Excerpts from a dataset:
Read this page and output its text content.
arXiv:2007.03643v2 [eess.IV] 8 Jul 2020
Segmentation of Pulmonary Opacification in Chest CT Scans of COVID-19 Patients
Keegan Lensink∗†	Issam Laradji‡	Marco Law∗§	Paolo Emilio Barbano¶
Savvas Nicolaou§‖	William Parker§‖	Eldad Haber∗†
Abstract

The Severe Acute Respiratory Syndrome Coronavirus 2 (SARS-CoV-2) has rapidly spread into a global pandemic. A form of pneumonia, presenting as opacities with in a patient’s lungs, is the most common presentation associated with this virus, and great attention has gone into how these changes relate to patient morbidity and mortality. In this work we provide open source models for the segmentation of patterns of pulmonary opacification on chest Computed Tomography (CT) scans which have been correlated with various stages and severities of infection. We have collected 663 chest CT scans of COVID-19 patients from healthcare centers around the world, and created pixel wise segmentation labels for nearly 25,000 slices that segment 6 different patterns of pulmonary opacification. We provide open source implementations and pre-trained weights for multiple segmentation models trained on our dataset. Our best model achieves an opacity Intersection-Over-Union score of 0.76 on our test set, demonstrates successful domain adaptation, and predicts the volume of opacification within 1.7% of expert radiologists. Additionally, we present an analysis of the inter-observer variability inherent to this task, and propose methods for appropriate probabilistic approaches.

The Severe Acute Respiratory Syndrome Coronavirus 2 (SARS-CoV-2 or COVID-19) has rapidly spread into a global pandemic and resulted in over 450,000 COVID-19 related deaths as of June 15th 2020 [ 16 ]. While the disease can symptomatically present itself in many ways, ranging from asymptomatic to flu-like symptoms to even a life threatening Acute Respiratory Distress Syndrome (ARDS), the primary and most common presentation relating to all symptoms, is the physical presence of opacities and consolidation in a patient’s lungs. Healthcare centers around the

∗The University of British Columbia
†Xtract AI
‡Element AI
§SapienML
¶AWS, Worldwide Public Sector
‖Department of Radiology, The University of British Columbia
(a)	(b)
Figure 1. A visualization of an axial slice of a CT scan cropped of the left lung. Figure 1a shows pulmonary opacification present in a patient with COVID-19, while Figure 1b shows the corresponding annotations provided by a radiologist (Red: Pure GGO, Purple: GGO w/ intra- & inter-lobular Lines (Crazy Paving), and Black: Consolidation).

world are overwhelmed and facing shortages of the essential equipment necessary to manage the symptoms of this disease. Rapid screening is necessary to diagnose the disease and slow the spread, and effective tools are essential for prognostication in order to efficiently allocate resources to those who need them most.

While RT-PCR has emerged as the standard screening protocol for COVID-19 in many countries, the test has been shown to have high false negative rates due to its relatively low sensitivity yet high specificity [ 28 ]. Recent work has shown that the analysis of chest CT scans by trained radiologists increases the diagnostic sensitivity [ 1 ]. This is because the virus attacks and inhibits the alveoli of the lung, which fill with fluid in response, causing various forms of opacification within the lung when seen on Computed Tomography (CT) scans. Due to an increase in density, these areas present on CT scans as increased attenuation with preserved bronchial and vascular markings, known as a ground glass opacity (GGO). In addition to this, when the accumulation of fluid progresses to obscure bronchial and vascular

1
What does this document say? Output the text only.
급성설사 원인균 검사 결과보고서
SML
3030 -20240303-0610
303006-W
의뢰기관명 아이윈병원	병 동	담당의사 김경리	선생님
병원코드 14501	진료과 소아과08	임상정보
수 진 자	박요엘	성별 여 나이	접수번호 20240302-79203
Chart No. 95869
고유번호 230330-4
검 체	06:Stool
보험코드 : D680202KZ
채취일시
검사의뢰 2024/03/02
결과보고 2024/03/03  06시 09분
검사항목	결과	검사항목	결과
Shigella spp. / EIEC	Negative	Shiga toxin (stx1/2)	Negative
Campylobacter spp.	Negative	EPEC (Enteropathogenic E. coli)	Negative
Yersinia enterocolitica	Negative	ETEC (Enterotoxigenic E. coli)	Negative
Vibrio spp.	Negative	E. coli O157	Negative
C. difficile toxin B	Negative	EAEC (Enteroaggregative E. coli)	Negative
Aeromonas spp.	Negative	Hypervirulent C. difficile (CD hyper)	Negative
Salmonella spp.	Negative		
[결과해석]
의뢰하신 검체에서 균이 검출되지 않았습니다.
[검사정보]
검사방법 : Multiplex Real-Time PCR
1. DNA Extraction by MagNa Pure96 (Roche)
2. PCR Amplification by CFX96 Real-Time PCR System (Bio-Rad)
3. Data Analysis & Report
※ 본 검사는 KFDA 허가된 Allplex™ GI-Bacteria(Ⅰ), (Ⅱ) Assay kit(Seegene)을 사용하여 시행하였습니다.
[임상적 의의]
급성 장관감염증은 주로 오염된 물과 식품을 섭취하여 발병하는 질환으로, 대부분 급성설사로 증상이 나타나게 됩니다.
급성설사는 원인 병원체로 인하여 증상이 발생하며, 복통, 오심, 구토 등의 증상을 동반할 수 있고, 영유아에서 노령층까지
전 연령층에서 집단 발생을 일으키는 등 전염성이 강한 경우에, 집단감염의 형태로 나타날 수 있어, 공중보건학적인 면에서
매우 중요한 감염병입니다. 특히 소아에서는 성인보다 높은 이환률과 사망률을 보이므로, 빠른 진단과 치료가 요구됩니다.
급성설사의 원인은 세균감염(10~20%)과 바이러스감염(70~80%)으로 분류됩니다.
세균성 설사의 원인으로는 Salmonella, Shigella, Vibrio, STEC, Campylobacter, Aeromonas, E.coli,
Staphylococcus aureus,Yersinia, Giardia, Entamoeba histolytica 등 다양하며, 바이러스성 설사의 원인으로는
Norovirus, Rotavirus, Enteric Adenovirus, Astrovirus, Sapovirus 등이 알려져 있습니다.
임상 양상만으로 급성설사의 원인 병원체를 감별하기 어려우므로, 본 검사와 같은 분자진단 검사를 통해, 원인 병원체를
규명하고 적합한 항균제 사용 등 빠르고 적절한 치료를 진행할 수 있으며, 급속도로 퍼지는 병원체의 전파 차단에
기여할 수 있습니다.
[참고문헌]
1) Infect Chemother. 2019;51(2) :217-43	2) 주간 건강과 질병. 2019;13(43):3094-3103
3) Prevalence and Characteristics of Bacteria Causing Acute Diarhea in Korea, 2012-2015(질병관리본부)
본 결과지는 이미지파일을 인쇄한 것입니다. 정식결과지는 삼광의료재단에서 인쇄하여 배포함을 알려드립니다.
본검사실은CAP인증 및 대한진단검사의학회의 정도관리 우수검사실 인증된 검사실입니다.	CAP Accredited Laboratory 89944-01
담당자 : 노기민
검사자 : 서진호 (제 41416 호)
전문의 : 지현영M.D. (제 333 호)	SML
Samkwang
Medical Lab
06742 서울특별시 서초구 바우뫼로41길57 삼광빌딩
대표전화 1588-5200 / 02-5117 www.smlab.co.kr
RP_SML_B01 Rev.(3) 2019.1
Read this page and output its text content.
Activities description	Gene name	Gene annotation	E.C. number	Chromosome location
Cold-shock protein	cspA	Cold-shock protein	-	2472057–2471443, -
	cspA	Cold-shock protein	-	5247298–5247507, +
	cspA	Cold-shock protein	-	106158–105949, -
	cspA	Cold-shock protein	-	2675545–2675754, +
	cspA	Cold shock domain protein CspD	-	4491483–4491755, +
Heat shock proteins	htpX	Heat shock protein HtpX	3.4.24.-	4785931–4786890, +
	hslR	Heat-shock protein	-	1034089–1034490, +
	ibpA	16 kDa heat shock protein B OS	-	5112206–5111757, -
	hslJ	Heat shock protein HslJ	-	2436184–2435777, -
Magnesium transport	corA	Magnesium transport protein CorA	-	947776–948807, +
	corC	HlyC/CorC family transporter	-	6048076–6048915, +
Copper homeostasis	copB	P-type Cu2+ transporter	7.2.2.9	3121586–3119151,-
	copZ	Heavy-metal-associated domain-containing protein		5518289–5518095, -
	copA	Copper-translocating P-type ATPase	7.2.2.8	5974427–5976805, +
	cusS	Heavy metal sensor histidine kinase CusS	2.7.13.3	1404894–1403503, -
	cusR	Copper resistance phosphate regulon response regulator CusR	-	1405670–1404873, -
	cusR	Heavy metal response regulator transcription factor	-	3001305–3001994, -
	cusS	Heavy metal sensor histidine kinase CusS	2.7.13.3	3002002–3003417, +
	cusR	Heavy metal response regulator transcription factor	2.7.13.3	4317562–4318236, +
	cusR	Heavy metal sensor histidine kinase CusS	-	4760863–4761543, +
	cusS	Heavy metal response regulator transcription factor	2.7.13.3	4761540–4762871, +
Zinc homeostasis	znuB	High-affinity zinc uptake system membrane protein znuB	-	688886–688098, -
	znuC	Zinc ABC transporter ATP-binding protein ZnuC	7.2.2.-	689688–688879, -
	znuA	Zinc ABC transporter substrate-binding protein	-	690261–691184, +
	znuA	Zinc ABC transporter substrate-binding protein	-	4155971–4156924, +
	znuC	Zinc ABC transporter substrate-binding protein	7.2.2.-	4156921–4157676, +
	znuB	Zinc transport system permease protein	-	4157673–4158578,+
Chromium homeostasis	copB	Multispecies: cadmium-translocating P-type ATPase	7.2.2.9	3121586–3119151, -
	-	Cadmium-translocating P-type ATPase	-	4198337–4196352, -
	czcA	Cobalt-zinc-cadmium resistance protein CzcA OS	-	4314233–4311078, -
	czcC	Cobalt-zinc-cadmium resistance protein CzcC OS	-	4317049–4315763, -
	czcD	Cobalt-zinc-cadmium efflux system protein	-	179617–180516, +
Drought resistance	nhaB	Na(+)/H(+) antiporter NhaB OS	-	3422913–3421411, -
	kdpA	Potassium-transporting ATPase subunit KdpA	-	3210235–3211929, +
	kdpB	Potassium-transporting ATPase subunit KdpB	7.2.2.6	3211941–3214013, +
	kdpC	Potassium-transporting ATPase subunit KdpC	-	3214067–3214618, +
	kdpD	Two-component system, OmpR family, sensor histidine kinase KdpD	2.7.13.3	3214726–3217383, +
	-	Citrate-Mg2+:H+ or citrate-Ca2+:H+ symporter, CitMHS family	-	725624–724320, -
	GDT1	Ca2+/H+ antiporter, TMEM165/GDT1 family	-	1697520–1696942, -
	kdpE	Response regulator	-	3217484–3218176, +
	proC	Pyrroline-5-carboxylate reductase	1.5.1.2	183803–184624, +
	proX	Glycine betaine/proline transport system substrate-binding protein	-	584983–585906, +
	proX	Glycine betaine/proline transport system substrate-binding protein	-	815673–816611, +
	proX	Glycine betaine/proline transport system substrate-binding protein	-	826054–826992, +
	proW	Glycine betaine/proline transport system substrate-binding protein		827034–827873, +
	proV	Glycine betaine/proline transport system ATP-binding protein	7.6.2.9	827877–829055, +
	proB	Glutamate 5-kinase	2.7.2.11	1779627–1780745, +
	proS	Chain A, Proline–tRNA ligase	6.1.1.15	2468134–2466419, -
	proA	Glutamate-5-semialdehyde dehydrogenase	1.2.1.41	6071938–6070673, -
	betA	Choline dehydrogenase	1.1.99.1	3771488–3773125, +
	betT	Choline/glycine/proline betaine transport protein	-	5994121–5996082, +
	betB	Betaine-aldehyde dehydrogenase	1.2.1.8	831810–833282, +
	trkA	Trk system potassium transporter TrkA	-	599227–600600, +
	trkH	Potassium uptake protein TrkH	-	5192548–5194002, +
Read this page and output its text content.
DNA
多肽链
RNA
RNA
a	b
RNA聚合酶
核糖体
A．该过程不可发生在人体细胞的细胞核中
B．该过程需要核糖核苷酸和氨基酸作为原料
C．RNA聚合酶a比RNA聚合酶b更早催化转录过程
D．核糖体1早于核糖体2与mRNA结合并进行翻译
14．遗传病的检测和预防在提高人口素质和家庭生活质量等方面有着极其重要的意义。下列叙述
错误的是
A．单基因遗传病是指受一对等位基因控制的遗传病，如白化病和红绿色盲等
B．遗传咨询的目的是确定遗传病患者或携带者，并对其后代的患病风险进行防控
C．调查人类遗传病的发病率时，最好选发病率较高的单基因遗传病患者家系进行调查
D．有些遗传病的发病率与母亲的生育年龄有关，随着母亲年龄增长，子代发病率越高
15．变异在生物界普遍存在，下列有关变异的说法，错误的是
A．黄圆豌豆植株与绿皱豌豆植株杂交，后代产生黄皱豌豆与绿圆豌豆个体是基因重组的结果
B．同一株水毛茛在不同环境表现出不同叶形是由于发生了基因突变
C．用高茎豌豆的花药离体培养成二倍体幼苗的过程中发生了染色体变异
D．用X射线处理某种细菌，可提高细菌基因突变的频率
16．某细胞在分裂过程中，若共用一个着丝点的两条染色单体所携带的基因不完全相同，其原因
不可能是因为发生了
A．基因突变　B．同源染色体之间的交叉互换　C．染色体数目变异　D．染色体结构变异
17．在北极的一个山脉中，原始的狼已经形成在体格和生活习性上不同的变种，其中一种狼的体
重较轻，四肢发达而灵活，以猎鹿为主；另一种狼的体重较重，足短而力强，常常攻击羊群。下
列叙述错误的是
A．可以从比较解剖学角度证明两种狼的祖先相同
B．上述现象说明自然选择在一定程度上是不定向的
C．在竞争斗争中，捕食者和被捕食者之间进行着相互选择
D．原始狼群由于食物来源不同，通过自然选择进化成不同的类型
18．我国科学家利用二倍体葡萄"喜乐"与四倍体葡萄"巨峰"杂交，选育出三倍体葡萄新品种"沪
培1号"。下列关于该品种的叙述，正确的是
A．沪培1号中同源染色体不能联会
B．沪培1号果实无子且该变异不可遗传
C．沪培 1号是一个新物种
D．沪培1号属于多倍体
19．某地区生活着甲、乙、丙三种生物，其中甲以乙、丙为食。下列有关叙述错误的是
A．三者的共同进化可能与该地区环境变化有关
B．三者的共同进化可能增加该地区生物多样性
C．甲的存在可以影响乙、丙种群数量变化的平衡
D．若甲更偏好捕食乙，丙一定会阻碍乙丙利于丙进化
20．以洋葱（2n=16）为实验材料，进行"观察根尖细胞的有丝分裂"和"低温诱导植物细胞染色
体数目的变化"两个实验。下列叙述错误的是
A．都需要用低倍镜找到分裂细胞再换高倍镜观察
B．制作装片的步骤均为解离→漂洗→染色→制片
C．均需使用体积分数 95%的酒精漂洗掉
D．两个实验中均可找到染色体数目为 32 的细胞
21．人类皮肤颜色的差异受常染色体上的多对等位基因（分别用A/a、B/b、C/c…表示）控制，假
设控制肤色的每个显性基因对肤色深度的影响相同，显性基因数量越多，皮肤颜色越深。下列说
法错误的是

## Exercise
Every line of the records above where the string "cusR" is found should be copied.

## Result
	cusR	Copper resistance phosphate regulon response regulator CusR	-	1405670–1404873, -
	cusR	Heavy metal response regulator transcription factor	-	3001305–3001994, -
	cusR	Heavy metal response regulator transcription factor	2.7.13.3	4317562–4318236, +
	cusR	Heavy metal sensor histidine kinase CusS	-	4760863–4761543, +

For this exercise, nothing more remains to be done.